- **What the exercise asks**
Under this task are some entries; return every one of them exactly.

Data listing
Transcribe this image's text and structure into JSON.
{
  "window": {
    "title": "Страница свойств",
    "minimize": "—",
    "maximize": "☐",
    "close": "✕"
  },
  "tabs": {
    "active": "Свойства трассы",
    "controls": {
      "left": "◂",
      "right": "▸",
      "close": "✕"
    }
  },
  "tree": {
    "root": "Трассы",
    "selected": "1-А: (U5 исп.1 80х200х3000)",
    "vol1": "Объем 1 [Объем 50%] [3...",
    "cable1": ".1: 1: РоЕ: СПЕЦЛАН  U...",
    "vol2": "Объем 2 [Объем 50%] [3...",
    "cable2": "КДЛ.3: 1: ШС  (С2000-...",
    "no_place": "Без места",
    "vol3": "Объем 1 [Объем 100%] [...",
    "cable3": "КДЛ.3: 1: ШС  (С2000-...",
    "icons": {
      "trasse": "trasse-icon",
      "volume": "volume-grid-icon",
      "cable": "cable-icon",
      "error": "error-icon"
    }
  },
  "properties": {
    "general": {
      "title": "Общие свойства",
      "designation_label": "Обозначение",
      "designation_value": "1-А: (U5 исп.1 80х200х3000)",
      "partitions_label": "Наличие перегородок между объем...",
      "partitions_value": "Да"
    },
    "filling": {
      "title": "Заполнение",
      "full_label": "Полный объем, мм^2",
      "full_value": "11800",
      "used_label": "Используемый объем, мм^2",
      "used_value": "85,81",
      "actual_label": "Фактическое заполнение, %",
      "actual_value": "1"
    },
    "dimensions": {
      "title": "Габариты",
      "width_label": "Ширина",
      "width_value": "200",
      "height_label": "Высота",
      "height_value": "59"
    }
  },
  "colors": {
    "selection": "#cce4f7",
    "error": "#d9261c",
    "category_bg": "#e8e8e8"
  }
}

- **Exercise output**
Transcribe this image's text and structure into JSON.
{
  "window": {
    "title": "Страница свойств",
    "minimize": "—",
    "maximize": "☐",
    "close": "✕"
  },
  "tabs": {
    "active": "Свойства трассы",
    "controls": {
      "left": "◂",
      "right": "▸",
      "close": "✕"
    }
  },
  "tree": {
    "root": "Трассы",
    "selected": "1-А: (U5 исп.1 80х200х3000)",
    "vol1": "Объем 1 [Объем 50%] [3...",
    "cable1": ".1: 1: РоЕ: СПЕЦЛАН  U...",
    "vol2": "Объем 2 [Объем 50%] [3...",
    "cable2": "КДЛ.3: 1: ШС  (С2000-...",
    "no_place": "Без места",
    "vol3": "Объем 1 [Объем 100%] [...",
    "cable3": "КДЛ.3: 1: ШС  (С2000-...",
    "icons": {
      "trasse": "trasse-icon",
      "volume": "volume-grid-icon",
      "cable": "cable-icon",
      "error": "error-icon"
    }
  },
  "properties": {
    "general": {
      "title": "Общие свойства",
      "designation_label": "Обозначение",
      "designation_value": "1-А: (U5 исп.1 80х200х3000)",
      "partitions_label": "Наличие перегородок между объем...",
      "partitions_value": "Да"
    },
    "filling": {
      "title": "Заполнение",
      "full_label": "Полный объем, мм^2",
      "full_value": "11800",
      "used_label": "Используемый объем, мм^2",
      "used_value": "85,81",
      "actual_label": "Фактическое заполнение, %",
      "actual_value": "1"
    },
    "dimensions": {
      "title": "Габариты",
      "width_label": "Ширина",
      "width_value": "200",
      "height_label": "Высота",
      "height_value": "59"
    }
  },
  "colors": {
    "selection": "#cce4f7",
    "error": "#d9261c",
    "category_bg": "#e8e8e8"
  }
}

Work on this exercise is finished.